To be done
Go through the data and copy every line exactly, but not the images.

(Dataset rows)
******

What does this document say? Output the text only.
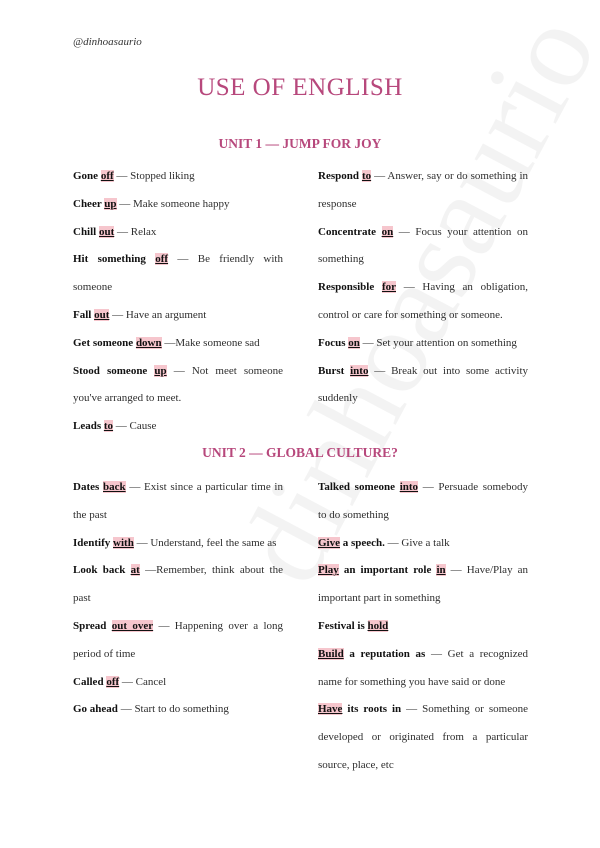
@dinhoasaurio
USE OF ENGLISH
UNIT 1 — JUMP FOR JOY
Gone off — Stopped liking
Cheer up — Make someone happy
Chill out — Relax
Hit something off — Be friendly with someone
Fall out — Have an argument
Get someone down —Make someone sad
Stood someone up — Not meet someone you've arranged to meet.
Leads to — Cause
Respond to — Answer, say or do something in response
Concentrate on — Focus your attention on something
Responsible for — Having an obligation, control or care for something or someone.
Focus on — Set your attention on something
Burst into — Break out into some activity suddenly
UNIT 2 — GLOBAL CULTURE?
Dates back — Exist since a particular time in the past
Identify with — Understand, feel the same as
Look back at —Remember, think about the past
Spread out over — Happening over a long period of time
Called off — Cancel
Go ahead — Start to do something
Talked someone into — Persuade somebody to do something
Give a speech. — Give a talk
Play an important role in — Have/Play an important part in something
Festival is hold
Build a reputation as — Get a recognized name for something you have said or done
Have its roots in — Something or someone developed or originated from a particular source, place, etc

******

Answer to the task
What does this document say? Output the text only.
@dinhoasaurio
USE OF ENGLISH
UNIT 1 — JUMP FOR JOY
Gone off — Stopped liking
Cheer up — Make someone happy
Chill out — Relax
Hit something off — Be friendly with someone
Fall out — Have an argument
Get someone down —Make someone sad
Stood someone up — Not meet someone you've arranged to meet.
Leads to — Cause
Respond to — Answer, say or do something in response
Concentrate on — Focus your attention on something
Responsible for — Having an obligation, control or care for something or someone.
Focus on — Set your attention on something
Burst into — Break out into some activity suddenly
UNIT 2 — GLOBAL CULTURE?
Dates back — Exist since a particular time in the past
Identify with — Understand, feel the same as
Look back at —Remember, think about the past
Spread out over — Happening over a long period of time
Called off — Cancel
Go ahead — Start to do something
Talked someone into — Persuade somebody to do something
Give a speech. — Give a talk
Play an important role in — Have/Play an important part in something
Festival is hold
Build a reputation as — Get a recognized name for something you have said or done
Have its roots in — Something or someone developed or originated from a particular source, place, etc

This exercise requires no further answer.